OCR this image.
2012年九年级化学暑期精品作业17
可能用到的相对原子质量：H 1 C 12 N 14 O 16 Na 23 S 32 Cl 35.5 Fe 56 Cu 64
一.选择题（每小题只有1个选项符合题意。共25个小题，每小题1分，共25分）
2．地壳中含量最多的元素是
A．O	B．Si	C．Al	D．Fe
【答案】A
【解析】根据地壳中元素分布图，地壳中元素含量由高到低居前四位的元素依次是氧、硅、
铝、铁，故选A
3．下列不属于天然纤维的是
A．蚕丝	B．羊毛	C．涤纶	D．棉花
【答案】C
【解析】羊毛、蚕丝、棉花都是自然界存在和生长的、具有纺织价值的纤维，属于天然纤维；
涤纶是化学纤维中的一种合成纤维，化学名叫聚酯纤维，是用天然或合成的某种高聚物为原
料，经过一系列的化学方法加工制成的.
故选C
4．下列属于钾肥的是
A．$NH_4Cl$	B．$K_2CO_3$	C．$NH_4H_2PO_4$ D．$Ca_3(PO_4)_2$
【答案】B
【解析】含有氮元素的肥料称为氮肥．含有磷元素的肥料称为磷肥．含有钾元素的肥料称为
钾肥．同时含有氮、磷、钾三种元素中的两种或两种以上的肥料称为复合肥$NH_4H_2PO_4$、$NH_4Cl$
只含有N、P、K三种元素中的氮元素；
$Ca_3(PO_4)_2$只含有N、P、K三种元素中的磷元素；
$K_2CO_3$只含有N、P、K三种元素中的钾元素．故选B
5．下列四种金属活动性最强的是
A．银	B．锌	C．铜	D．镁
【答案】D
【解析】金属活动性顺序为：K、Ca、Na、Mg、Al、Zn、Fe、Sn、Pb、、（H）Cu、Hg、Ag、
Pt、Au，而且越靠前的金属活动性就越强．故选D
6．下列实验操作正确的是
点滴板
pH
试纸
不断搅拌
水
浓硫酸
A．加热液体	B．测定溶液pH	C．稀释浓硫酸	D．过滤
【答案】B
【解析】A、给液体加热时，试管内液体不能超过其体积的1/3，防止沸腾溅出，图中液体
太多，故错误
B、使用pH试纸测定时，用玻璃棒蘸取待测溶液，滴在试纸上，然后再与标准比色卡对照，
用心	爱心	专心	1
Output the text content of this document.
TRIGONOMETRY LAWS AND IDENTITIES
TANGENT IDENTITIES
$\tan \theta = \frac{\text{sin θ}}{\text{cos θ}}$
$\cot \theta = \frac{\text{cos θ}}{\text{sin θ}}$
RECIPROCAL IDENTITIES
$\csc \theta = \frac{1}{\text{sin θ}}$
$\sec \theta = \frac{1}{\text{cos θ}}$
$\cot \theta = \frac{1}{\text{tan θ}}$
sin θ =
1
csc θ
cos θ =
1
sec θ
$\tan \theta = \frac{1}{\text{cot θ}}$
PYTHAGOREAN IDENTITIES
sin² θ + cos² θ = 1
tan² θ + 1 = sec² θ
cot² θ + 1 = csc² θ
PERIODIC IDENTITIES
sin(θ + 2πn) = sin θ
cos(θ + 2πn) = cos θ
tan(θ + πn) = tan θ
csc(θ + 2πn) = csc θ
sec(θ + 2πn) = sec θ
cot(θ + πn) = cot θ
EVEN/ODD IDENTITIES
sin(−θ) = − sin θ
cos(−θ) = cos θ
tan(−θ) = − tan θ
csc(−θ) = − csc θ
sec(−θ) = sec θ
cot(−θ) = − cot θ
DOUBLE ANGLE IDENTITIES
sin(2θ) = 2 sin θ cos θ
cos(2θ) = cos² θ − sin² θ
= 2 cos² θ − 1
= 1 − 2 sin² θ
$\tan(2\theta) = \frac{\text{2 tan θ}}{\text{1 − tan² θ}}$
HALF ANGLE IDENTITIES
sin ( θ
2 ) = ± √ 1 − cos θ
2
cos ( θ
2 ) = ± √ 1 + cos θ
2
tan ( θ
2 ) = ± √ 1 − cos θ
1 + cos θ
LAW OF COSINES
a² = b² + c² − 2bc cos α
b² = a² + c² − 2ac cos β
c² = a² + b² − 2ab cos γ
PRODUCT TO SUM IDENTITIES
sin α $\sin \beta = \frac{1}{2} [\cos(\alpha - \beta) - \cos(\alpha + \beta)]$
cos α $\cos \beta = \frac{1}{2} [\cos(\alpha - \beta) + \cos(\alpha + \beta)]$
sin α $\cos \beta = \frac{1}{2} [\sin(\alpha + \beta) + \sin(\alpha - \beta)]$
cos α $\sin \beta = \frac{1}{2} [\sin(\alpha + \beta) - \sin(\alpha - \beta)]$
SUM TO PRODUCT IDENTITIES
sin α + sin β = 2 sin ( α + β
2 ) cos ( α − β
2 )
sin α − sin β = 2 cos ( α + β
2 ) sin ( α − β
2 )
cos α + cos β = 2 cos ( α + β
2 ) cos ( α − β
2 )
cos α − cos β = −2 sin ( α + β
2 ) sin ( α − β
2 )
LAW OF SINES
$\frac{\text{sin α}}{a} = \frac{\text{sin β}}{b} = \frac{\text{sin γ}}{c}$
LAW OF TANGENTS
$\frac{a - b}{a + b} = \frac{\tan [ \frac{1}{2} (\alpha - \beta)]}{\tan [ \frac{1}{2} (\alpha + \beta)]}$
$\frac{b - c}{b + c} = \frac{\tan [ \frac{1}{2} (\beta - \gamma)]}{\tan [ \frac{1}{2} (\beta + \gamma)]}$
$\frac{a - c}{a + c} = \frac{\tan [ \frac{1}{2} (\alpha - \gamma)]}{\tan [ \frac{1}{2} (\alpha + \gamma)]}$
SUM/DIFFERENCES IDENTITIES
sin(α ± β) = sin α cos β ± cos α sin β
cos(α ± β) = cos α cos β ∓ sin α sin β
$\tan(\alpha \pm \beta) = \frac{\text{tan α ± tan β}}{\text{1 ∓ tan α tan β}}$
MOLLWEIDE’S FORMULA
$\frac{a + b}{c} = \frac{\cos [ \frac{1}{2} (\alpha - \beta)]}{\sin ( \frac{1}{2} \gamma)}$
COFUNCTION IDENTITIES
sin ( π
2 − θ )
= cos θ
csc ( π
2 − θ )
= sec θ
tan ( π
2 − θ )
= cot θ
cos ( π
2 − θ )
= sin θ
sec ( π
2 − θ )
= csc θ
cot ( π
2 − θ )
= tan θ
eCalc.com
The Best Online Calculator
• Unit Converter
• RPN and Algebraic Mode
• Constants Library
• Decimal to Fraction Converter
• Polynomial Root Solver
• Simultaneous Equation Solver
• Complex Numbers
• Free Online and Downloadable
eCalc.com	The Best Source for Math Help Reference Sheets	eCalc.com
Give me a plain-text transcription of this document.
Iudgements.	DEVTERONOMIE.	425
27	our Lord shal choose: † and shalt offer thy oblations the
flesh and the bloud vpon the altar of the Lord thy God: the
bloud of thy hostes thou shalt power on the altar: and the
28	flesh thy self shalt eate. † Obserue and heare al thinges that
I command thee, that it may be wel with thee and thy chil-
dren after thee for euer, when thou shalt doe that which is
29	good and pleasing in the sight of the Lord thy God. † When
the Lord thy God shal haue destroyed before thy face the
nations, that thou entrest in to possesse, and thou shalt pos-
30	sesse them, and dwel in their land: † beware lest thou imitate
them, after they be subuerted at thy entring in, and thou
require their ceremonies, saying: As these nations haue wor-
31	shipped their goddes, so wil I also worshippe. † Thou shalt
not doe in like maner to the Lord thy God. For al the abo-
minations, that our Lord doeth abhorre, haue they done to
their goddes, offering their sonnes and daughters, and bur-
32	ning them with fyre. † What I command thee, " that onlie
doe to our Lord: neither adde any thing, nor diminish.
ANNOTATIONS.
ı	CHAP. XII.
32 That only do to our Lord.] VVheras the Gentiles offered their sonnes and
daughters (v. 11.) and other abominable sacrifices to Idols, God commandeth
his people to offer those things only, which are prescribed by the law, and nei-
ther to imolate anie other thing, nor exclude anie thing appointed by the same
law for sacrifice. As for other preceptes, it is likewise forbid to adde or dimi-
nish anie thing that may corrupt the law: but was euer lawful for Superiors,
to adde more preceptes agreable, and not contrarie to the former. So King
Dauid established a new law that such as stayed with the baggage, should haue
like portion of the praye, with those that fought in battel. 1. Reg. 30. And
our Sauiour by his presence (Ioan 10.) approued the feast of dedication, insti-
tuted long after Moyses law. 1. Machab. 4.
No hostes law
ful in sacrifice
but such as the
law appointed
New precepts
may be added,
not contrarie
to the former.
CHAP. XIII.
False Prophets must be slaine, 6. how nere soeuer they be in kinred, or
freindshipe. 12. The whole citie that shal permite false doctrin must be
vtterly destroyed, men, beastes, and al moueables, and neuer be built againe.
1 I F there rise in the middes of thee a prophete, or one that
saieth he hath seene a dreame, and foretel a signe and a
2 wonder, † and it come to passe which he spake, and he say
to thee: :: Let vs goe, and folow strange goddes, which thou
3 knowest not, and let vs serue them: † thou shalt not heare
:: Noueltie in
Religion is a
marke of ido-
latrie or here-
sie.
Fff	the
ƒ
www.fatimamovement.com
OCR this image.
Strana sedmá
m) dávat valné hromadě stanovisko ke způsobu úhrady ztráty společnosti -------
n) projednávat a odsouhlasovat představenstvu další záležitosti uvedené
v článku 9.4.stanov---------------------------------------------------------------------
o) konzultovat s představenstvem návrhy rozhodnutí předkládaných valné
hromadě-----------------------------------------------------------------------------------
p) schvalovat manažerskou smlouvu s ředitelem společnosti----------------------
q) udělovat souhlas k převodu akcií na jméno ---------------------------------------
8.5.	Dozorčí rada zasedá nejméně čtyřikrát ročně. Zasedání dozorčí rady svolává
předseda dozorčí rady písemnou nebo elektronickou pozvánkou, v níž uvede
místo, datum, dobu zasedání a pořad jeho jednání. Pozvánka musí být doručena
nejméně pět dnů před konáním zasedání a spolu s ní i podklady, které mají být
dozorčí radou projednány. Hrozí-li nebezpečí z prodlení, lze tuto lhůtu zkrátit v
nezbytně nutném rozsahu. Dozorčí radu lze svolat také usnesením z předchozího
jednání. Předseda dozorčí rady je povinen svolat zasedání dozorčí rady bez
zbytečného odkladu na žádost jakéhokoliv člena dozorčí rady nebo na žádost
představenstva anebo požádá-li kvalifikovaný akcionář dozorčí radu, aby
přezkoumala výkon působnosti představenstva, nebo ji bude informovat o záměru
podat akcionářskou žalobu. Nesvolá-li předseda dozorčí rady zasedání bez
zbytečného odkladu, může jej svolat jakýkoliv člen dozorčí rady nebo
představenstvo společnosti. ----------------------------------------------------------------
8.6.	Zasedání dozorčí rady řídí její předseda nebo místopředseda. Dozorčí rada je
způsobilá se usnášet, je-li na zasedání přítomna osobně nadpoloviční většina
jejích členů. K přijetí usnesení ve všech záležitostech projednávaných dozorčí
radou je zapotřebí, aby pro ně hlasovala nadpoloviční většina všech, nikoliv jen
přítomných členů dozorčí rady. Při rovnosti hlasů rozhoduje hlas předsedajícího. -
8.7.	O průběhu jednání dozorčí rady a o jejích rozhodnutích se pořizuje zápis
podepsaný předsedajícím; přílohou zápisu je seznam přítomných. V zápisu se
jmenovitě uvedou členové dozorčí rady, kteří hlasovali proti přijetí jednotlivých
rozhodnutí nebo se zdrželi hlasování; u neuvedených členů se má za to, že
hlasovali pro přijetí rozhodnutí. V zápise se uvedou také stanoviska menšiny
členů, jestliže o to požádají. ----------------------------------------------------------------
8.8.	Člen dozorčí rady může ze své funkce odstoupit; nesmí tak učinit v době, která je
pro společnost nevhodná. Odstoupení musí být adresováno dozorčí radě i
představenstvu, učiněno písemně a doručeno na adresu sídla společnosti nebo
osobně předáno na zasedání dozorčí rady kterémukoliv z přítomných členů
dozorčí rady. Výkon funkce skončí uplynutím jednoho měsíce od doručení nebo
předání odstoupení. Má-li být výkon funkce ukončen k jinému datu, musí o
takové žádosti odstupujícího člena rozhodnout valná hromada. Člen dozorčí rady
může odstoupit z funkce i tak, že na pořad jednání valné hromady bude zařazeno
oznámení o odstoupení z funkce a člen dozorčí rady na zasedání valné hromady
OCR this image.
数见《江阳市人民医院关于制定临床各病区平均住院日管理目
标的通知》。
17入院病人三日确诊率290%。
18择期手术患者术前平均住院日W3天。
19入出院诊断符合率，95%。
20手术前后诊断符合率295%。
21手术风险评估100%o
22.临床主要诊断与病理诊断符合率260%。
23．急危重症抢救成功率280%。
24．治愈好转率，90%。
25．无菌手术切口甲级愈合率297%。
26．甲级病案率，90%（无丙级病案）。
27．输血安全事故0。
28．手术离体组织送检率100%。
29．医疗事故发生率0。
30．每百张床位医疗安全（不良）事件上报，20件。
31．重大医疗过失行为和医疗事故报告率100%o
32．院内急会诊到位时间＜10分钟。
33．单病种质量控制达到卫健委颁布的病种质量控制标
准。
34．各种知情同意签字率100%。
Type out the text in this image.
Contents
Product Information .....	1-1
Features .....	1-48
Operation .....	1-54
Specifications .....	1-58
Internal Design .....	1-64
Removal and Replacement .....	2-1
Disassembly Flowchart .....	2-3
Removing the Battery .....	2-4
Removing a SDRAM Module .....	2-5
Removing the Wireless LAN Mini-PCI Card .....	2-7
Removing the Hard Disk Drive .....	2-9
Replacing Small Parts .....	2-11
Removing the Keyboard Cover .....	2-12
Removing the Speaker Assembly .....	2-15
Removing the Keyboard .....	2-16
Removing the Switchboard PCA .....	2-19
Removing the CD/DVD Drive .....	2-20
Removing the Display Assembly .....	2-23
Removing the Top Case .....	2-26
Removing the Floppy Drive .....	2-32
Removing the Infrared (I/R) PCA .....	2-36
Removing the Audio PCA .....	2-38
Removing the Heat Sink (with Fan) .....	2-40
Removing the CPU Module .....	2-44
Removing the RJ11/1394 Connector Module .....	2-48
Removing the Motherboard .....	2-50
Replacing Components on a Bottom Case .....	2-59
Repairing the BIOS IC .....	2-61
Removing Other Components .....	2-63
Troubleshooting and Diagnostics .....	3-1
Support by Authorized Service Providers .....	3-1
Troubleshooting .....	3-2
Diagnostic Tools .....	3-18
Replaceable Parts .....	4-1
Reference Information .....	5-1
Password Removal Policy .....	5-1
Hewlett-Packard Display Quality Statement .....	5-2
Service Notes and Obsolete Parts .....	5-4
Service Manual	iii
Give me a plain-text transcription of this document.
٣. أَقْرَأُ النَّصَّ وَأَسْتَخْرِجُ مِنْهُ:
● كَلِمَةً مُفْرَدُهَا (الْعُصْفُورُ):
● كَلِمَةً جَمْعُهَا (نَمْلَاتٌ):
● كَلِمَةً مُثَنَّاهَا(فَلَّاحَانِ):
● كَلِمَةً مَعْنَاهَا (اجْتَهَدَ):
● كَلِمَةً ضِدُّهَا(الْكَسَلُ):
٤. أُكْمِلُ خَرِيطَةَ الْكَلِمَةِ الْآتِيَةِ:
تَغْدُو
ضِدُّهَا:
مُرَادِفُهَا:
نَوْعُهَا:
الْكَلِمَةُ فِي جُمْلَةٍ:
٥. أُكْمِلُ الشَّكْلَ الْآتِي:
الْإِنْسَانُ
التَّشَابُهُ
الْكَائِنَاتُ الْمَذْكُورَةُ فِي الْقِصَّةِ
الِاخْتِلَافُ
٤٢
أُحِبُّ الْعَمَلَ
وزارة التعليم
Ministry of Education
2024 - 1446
···
* REQUIREMENTS: Copy out each line in the listing that has the word "hromady".

* OUTPUT BELOW:
může odstoupit z funkce i tak, že na pořad jednání valné hromady bude zařazeno
oznámení o odstoupení z funkce a člen dozorčí rady na zasedání valné hromady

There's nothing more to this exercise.